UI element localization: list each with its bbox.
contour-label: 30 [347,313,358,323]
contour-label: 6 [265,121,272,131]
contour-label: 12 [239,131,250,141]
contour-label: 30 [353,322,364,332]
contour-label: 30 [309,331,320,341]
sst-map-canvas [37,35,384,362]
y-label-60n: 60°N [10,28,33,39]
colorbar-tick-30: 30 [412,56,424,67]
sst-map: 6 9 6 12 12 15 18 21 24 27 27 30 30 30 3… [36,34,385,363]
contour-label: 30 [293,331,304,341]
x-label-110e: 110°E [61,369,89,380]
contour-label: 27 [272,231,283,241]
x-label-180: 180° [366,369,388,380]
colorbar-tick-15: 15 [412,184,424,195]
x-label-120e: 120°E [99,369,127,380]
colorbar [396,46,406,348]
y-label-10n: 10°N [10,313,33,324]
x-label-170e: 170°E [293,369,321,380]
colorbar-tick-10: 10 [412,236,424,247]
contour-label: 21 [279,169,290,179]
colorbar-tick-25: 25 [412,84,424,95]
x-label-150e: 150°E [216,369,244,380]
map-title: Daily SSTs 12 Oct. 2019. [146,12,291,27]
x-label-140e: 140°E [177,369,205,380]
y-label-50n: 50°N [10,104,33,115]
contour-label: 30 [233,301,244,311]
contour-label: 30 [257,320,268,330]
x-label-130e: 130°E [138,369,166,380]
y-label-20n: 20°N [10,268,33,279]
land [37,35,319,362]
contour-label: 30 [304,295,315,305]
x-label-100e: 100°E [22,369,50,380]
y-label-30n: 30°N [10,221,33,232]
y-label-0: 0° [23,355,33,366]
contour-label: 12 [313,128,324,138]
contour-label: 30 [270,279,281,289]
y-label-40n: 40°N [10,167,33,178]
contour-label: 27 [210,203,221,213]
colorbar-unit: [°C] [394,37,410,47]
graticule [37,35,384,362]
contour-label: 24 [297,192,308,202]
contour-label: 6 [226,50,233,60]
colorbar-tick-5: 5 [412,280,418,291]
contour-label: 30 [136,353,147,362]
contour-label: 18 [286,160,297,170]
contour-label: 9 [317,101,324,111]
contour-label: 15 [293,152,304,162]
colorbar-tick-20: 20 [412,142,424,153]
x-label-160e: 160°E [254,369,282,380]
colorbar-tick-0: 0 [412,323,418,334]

★ ★ ★ ★ ★ ★ ★

Stated goal: Copy out every line of the entries above again, character for character.

Completed task:
UI element localization: list each with its bbox.
contour-label: 30 [347,313,358,323]
contour-label: 6 [265,121,272,131]
contour-label: 12 [239,131,250,141]
contour-label: 30 [353,322,364,332]
contour-label: 30 [309,331,320,341]
sst-map-canvas [37,35,384,362]
y-label-60n: 60°N [10,28,33,39]
colorbar-tick-30: 30 [412,56,424,67]
sst-map: 6 9 6 12 12 15 18 21 24 27 27 30 30 30 3… [36,34,385,363]
contour-label: 30 [293,331,304,341]
x-label-110e: 110°E [61,369,89,380]
contour-label: 27 [272,231,283,241]
x-label-180: 180° [366,369,388,380]
colorbar-tick-15: 15 [412,184,424,195]
x-label-120e: 120°E [99,369,127,380]
colorbar [396,46,406,348]
y-label-10n: 10°N [10,313,33,324]
x-label-170e: 170°E [293,369,321,380]
colorbar-tick-10: 10 [412,236,424,247]
contour-label: 21 [279,169,290,179]
colorbar-tick-25: 25 [412,84,424,95]
x-label-150e: 150°E [216,369,244,380]
map-title: Daily SSTs 12 Oct. 2019. [146,12,291,27]
x-label-140e: 140°E [177,369,205,380]
y-label-50n: 50°N [10,104,33,115]
contour-label: 30 [233,301,244,311]
contour-label: 30 [257,320,268,330]
x-label-130e: 130°E [138,369,166,380]
y-label-20n: 20°N [10,268,33,279]
land [37,35,319,362]
contour-label: 30 [304,295,315,305]
x-label-100e: 100°E [22,369,50,380]
y-label-30n: 30°N [10,221,33,232]
y-label-0: 0° [23,355,33,366]
contour-label: 12 [313,128,324,138]
contour-label: 30 [270,279,281,289]
y-label-40n: 40°N [10,167,33,178]
contour-label: 27 [210,203,221,213]
colorbar-unit: [°C] [394,37,410,47]
graticule [37,35,384,362]
contour-label: 24 [297,192,308,202]
contour-label: 6 [226,50,233,60]
colorbar-tick-5: 5 [412,280,418,291]
contour-label: 30 [136,353,147,362]
contour-label: 18 [286,160,297,170]
contour-label: 9 [317,101,324,111]
contour-label: 15 [293,152,304,162]
colorbar-tick-20: 20 [412,142,424,153]
x-label-160e: 160°E [254,369,282,380]
colorbar-tick-0: 0 [412,323,418,334]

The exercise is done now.